WHAT YOU WILL DO: Give the data again, word for word.

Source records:

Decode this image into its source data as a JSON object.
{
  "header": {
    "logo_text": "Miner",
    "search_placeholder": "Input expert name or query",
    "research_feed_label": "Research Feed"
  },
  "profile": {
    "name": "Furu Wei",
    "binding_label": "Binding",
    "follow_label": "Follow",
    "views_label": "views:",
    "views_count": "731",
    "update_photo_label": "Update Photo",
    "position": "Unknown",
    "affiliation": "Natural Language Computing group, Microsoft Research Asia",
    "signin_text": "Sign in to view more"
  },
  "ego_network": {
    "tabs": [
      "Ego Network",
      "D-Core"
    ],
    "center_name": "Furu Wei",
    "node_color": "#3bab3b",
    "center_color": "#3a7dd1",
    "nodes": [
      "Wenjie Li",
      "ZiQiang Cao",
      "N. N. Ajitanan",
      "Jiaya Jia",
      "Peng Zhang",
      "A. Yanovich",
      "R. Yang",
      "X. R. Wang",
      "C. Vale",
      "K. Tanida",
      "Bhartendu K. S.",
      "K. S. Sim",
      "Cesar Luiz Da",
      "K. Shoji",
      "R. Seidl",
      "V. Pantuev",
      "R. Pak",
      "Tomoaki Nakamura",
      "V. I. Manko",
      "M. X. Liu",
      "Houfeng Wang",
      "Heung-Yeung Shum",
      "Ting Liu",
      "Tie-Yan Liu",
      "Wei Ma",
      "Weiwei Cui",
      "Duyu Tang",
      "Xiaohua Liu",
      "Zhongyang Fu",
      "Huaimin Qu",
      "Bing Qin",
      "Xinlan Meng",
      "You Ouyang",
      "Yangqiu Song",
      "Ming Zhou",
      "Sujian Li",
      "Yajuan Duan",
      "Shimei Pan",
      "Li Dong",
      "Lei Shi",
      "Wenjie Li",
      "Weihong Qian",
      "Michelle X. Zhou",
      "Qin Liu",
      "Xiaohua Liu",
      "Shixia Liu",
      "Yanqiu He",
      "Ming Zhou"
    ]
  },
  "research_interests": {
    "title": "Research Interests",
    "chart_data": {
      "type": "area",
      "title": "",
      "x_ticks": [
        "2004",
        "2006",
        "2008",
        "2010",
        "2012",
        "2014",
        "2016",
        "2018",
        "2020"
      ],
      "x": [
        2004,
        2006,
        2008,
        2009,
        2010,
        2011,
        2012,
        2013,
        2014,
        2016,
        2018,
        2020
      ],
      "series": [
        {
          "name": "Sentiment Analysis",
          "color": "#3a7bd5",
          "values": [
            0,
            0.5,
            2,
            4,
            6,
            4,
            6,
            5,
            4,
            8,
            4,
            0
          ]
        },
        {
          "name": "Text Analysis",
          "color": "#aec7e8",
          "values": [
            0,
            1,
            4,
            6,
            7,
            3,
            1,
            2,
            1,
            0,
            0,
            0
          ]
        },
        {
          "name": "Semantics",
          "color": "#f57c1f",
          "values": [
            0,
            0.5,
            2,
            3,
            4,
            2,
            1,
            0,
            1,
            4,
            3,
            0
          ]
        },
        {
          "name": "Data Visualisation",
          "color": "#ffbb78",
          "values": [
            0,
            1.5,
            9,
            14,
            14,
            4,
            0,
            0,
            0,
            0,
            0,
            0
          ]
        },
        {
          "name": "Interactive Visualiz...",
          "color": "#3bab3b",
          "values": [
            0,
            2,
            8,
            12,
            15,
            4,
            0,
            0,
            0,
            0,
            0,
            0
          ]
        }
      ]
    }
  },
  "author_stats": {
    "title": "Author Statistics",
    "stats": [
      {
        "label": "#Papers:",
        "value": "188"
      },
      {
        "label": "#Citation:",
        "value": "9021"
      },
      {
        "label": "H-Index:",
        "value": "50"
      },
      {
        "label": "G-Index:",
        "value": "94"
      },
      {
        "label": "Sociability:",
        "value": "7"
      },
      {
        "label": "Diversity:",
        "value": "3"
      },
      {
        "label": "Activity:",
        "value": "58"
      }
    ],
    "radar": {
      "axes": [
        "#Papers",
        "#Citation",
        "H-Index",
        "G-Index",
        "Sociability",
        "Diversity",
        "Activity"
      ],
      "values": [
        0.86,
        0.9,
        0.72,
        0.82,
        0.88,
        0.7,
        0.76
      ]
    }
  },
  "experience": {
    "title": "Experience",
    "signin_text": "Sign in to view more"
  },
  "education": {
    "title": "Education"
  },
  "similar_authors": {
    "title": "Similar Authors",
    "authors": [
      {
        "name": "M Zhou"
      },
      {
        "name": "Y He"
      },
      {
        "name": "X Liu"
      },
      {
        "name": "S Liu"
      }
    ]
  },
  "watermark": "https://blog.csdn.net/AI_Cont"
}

EXERCISE RESPONSE:
Decode this image into its source data as a JSON object.
{
  "header": {
    "logo_text": "Miner",
    "search_placeholder": "Input expert name or query",
    "research_feed_label": "Research Feed"
  },
  "profile": {
    "name": "Furu Wei",
    "binding_label": "Binding",
    "follow_label": "Follow",
    "views_label": "views:",
    "views_count": "731",
    "update_photo_label": "Update Photo",
    "position": "Unknown",
    "affiliation": "Natural Language Computing group, Microsoft Research Asia",
    "signin_text": "Sign in to view more"
  },
  "ego_network": {
    "tabs": [
      "Ego Network",
      "D-Core"
    ],
    "center_name": "Furu Wei",
    "node_color": "#3bab3b",
    "center_color": "#3a7dd1",
    "nodes": [
      "Wenjie Li",
      "ZiQiang Cao",
      "N. N. Ajitanan",
      "Jiaya Jia",
      "Peng Zhang",
      "A. Yanovich",
      "R. Yang",
      "X. R. Wang",
      "C. Vale",
      "K. Tanida",
      "Bhartendu K. S.",
      "K. S. Sim",
      "Cesar Luiz Da",
      "K. Shoji",
      "R. Seidl",
      "V. Pantuev",
      "R. Pak",
      "Tomoaki Nakamura",
      "V. I. Manko",
      "M. X. Liu",
      "Houfeng Wang",
      "Heung-Yeung Shum",
      "Ting Liu",
      "Tie-Yan Liu",
      "Wei Ma",
      "Weiwei Cui",
      "Duyu Tang",
      "Xiaohua Liu",
      "Zhongyang Fu",
      "Huaimin Qu",
      "Bing Qin",
      "Xinlan Meng",
      "You Ouyang",
      "Yangqiu Song",
      "Ming Zhou",
      "Sujian Li",
      "Yajuan Duan",
      "Shimei Pan",
      "Li Dong",
      "Lei Shi",
      "Wenjie Li",
      "Weihong Qian",
      "Michelle X. Zhou",
      "Qin Liu",
      "Xiaohua Liu",
      "Shixia Liu",
      "Yanqiu He",
      "Ming Zhou"
    ]
  },
  "research_interests": {
    "title": "Research Interests",
    "chart_data": {
      "type": "area",
      "title": "",
      "x_ticks": [
        "2004",
        "2006",
        "2008",
        "2010",
        "2012",
        "2014",
        "2016",
        "2018",
        "2020"
      ],
      "x": [
        2004,
        2006,
        2008,
        2009,
        2010,
        2011,
        2012,
        2013,
        2014,
        2016,
        2018,
        2020
      ],
      "series": [
        {
          "name": "Sentiment Analysis",
          "color": "#3a7bd5",
          "values": [
            0,
            0.5,
            2,
            4,
            6,
            4,
            6,
            5,
            4,
            8,
            4,
            0
          ]
        },
        {
          "name": "Text Analysis",
          "color": "#aec7e8",
          "values": [
            0,
            1,
            4,
            6,
            7,
            3,
            1,
            2,
            1,
            0,
            0,
            0
          ]
        },
        {
          "name": "Semantics",
          "color": "#f57c1f",
          "values": [
            0,
            0.5,
            2,
            3,
            4,
            2,
            1,
            0,
            1,
            4,
            3,
            0
          ]
        },
        {
          "name": "Data Visualisation",
          "color": "#ffbb78",
          "values": [
            0,
            1.5,
            9,
            14,
            14,
            4,
            0,
            0,
            0,
            0,
            0,
            0
          ]
        },
        {
          "name": "Interactive Visualiz...",
          "color": "#3bab3b",
          "values": [
            0,
            2,
            8,
            12,
            15,
            4,
            0,
            0,
            0,
            0,
            0,
            0
          ]
        }
      ]
    }
  },
  "author_stats": {
    "title": "Author Statistics",
    "stats": [
      {
        "label": "#Papers:",
        "value": "188"
      },
      {
        "label": "#Citation:",
        "value": "9021"
      },
      {
        "label": "H-Index:",
        "value": "50"
      },
      {
        "label": "G-Index:",
        "value": "94"
      },
      {
        "label": "Sociability:",
        "value": "7"
      },
      {
        "label": "Diversity:",
        "value": "3"
      },
      {
        "label": "Activity:",
        "value": "58"
      }
    ],
    "radar": {
      "axes": [
        "#Papers",
        "#Citation",
        "H-Index",
        "G-Index",
        "Sociability",
        "Diversity",
        "Activity"
      ],
      "values": [
        0.86,
        0.9,
        0.72,
        0.82,
        0.88,
        0.7,
        0.76
      ]
    }
  },
  "experience": {
    "title": "Experience",
    "signin_text": "Sign in to view more"
  },
  "education": {
    "title": "Education"
  },
  "similar_authors": {
    "title": "Similar Authors",
    "authors": [
      {
        "name": "M Zhou"
      },
      {
        "name": "Y He"
      },
      {
        "name": "X Liu"
      },
      {
        "name": "S Liu"
      }
    ]
  },
  "watermark": "https://blog.csdn.net/AI_Cont"
}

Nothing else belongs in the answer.